◆ Problem to work on
All entries below are to be set down again, identical to the source.

--------

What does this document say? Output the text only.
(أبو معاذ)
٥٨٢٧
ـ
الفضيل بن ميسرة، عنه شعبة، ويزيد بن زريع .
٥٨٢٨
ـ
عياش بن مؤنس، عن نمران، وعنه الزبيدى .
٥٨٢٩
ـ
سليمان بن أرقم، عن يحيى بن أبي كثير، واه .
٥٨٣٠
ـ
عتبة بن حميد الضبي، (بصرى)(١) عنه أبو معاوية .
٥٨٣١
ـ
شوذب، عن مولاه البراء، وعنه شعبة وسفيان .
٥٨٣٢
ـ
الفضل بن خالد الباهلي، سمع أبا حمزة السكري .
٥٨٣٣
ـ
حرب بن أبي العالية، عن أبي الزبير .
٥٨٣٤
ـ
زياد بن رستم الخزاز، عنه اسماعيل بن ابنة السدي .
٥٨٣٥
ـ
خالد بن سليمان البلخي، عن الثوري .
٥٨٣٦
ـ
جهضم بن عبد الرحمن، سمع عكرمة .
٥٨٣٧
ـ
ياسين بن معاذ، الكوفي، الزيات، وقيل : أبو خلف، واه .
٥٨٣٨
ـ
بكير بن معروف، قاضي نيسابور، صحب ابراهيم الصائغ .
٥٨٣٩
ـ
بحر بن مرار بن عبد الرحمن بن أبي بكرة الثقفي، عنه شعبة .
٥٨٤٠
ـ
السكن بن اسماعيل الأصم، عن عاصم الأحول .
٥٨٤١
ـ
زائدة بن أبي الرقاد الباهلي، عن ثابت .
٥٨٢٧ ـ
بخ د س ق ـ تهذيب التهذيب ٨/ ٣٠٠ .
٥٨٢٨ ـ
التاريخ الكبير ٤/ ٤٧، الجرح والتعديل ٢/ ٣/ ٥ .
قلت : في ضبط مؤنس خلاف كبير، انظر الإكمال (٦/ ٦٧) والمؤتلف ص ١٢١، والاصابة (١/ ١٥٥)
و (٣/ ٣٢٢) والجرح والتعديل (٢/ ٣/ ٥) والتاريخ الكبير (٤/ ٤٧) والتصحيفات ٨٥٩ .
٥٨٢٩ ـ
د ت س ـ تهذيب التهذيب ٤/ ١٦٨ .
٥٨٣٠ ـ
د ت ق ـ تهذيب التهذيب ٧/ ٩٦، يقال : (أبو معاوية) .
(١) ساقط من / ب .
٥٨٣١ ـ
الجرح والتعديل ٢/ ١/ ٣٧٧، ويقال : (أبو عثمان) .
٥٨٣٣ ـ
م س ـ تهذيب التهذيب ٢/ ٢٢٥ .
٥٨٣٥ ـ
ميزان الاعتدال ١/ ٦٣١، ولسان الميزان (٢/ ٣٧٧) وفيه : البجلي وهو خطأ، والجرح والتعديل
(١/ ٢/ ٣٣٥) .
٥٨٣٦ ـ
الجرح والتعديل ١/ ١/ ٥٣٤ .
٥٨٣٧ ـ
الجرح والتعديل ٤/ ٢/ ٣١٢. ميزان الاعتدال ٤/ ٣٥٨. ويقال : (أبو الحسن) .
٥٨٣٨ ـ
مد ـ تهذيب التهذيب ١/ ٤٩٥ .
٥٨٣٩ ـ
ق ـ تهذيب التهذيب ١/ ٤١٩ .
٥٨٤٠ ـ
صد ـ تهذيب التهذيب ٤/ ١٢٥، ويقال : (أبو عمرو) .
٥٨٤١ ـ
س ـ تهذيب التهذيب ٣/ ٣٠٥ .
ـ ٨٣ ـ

--------

◆ Exercise result
What does this document say? Output the text only.
(أبو معاذ)
٥٨٢٧
ـ
الفضيل بن ميسرة، عنه شعبة، ويزيد بن زريع .
٥٨٢٨
ـ
عياش بن مؤنس، عن نمران، وعنه الزبيدى .
٥٨٢٩
ـ
سليمان بن أرقم، عن يحيى بن أبي كثير، واه .
٥٨٣٠
ـ
عتبة بن حميد الضبي، (بصرى)(١) عنه أبو معاوية .
٥٨٣١
ـ
شوذب، عن مولاه البراء، وعنه شعبة وسفيان .
٥٨٣٢
ـ
الفضل بن خالد الباهلي، سمع أبا حمزة السكري .
٥٨٣٣
ـ
حرب بن أبي العالية، عن أبي الزبير .
٥٨٣٤
ـ
زياد بن رستم الخزاز، عنه اسماعيل بن ابنة السدي .
٥٨٣٥
ـ
خالد بن سليمان البلخي، عن الثوري .
٥٨٣٦
ـ
جهضم بن عبد الرحمن، سمع عكرمة .
٥٨٣٧
ـ
ياسين بن معاذ، الكوفي، الزيات، وقيل : أبو خلف، واه .
٥٨٣٨
ـ
بكير بن معروف، قاضي نيسابور، صحب ابراهيم الصائغ .
٥٨٣٩
ـ
بحر بن مرار بن عبد الرحمن بن أبي بكرة الثقفي، عنه شعبة .
٥٨٤٠
ـ
السكن بن اسماعيل الأصم، عن عاصم الأحول .
٥٨٤١
ـ
زائدة بن أبي الرقاد الباهلي، عن ثابت .
٥٨٢٧ ـ
بخ د س ق ـ تهذيب التهذيب ٨/ ٣٠٠ .
٥٨٢٨ ـ
التاريخ الكبير ٤/ ٤٧، الجرح والتعديل ٢/ ٣/ ٥ .
قلت : في ضبط مؤنس خلاف كبير، انظر الإكمال (٦/ ٦٧) والمؤتلف ص ١٢١، والاصابة (١/ ١٥٥)
و (٣/ ٣٢٢) والجرح والتعديل (٢/ ٣/ ٥) والتاريخ الكبير (٤/ ٤٧) والتصحيفات ٨٥٩ .
٥٨٢٩ ـ
د ت س ـ تهذيب التهذيب ٤/ ١٦٨ .
٥٨٣٠ ـ
د ت ق ـ تهذيب التهذيب ٧/ ٩٦، يقال : (أبو معاوية) .
(١) ساقط من / ب .
٥٨٣١ ـ
الجرح والتعديل ٢/ ١/ ٣٧٧، ويقال : (أبو عثمان) .
٥٨٣٣ ـ
م س ـ تهذيب التهذيب ٢/ ٢٢٥ .
٥٨٣٥ ـ
ميزان الاعتدال ١/ ٦٣١، ولسان الميزان (٢/ ٣٧٧) وفيه : البجلي وهو خطأ، والجرح والتعديل
(١/ ٢/ ٣٣٥) .
٥٨٣٦ ـ
الجرح والتعديل ١/ ١/ ٥٣٤ .
٥٨٣٧ ـ
الجرح والتعديل ٤/ ٢/ ٣١٢. ميزان الاعتدال ٤/ ٣٥٨. ويقال : (أبو الحسن) .
٥٨٣٨ ـ
مد ـ تهذيب التهذيب ١/ ٤٩٥ .
٥٨٣٩ ـ
ق ـ تهذيب التهذيب ١/ ٤١٩ .
٥٨٤٠ ـ
صد ـ تهذيب التهذيب ٤/ ١٢٥، ويقال : (أبو عمرو) .
٥٨٤١ ـ
س ـ تهذيب التهذيب ٣/ ٣٠٥ .
ـ ٨٣ ـ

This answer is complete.